■ Your goal ■
Which lines in the records below contain "Following" with the same capitalization? Pull out each of those lines.

================

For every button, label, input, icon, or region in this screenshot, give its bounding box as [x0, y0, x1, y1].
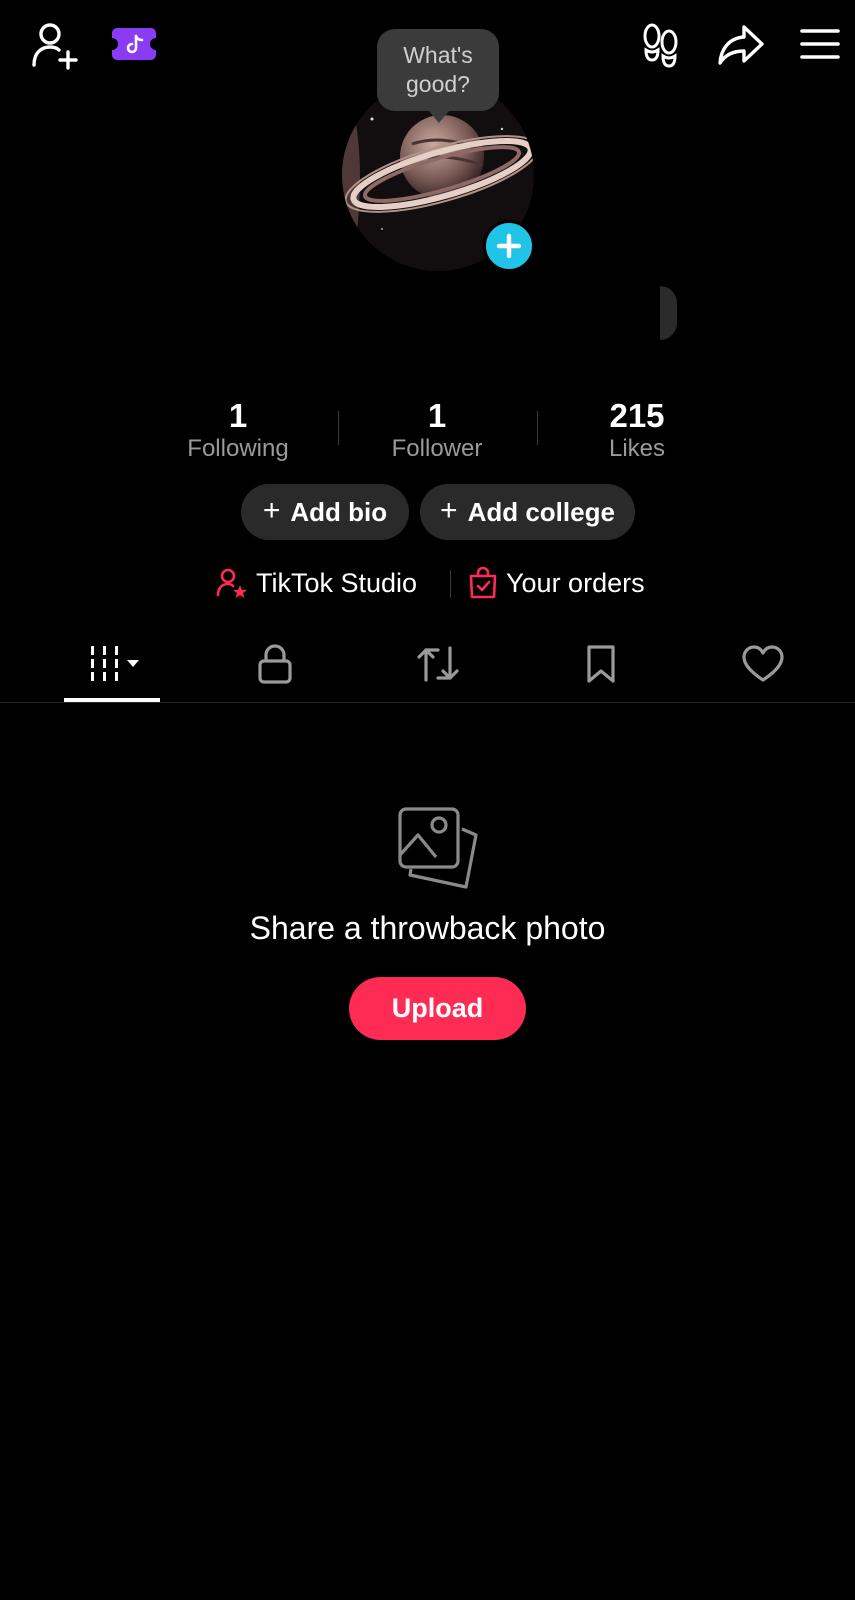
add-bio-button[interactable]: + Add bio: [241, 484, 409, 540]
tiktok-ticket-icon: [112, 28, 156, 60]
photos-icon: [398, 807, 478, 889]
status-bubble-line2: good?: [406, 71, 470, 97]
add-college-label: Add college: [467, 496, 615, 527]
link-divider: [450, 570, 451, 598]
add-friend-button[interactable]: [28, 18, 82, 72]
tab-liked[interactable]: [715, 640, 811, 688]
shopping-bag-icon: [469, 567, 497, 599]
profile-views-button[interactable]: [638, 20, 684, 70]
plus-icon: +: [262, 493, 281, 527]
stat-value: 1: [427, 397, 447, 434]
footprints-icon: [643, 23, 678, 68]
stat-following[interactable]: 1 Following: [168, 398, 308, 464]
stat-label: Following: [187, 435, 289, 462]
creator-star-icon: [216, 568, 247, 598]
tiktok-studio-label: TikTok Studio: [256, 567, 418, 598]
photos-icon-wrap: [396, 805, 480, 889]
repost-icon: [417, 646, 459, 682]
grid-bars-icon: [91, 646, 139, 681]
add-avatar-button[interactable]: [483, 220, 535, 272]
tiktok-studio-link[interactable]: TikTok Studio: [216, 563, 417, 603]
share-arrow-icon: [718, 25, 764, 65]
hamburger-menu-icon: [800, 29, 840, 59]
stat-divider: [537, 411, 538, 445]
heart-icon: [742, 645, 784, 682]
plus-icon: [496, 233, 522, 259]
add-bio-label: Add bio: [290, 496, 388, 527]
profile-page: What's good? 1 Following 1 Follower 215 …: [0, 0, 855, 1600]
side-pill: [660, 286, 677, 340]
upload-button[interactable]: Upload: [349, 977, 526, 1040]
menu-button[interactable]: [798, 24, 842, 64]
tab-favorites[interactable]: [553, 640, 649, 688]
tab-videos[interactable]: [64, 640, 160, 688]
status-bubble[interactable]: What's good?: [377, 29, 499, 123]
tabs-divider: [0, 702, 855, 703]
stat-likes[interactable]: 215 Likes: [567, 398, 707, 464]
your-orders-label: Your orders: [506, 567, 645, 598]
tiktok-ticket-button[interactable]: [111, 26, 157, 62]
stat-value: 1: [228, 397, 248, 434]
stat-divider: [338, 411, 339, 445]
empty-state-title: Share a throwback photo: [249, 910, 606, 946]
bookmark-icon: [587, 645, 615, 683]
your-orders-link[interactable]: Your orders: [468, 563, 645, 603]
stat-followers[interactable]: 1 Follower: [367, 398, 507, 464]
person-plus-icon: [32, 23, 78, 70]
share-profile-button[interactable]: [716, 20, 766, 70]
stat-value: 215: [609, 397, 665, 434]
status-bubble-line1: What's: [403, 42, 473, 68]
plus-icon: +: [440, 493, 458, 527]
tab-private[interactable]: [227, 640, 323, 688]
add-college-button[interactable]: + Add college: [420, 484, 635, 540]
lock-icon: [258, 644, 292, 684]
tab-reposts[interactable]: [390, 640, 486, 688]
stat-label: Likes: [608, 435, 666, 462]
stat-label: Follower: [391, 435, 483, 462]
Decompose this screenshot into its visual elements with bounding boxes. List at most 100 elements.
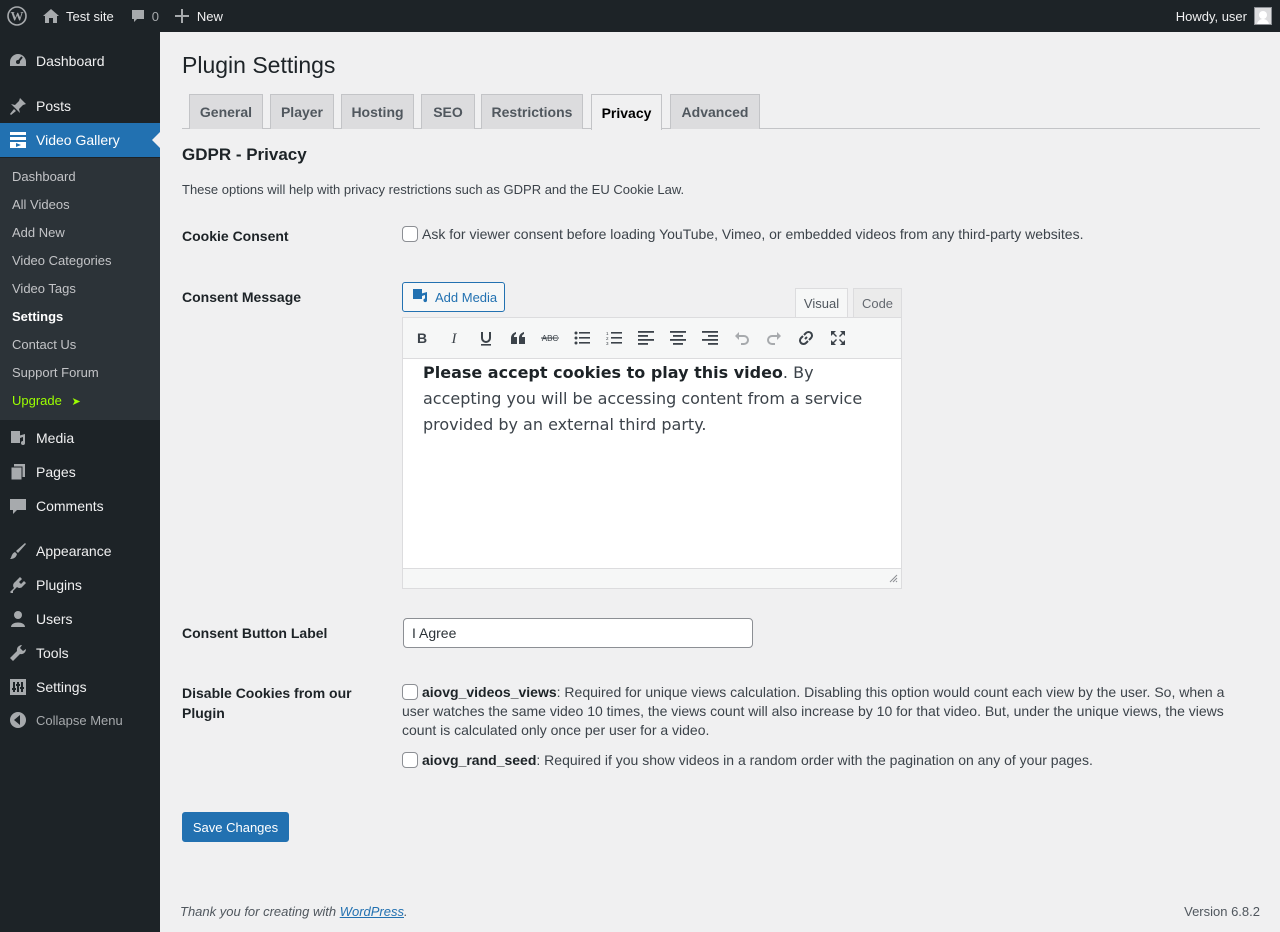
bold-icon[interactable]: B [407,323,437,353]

================

■ Solution to this task ■
stat-following[interactable]: 1 Following: [168, 398, 308, 464]
stat-label: Following: [187, 435, 289, 462]
profile-page: What's good? 1 Following 1 Follower 215 …: [0, 0, 855, 1600]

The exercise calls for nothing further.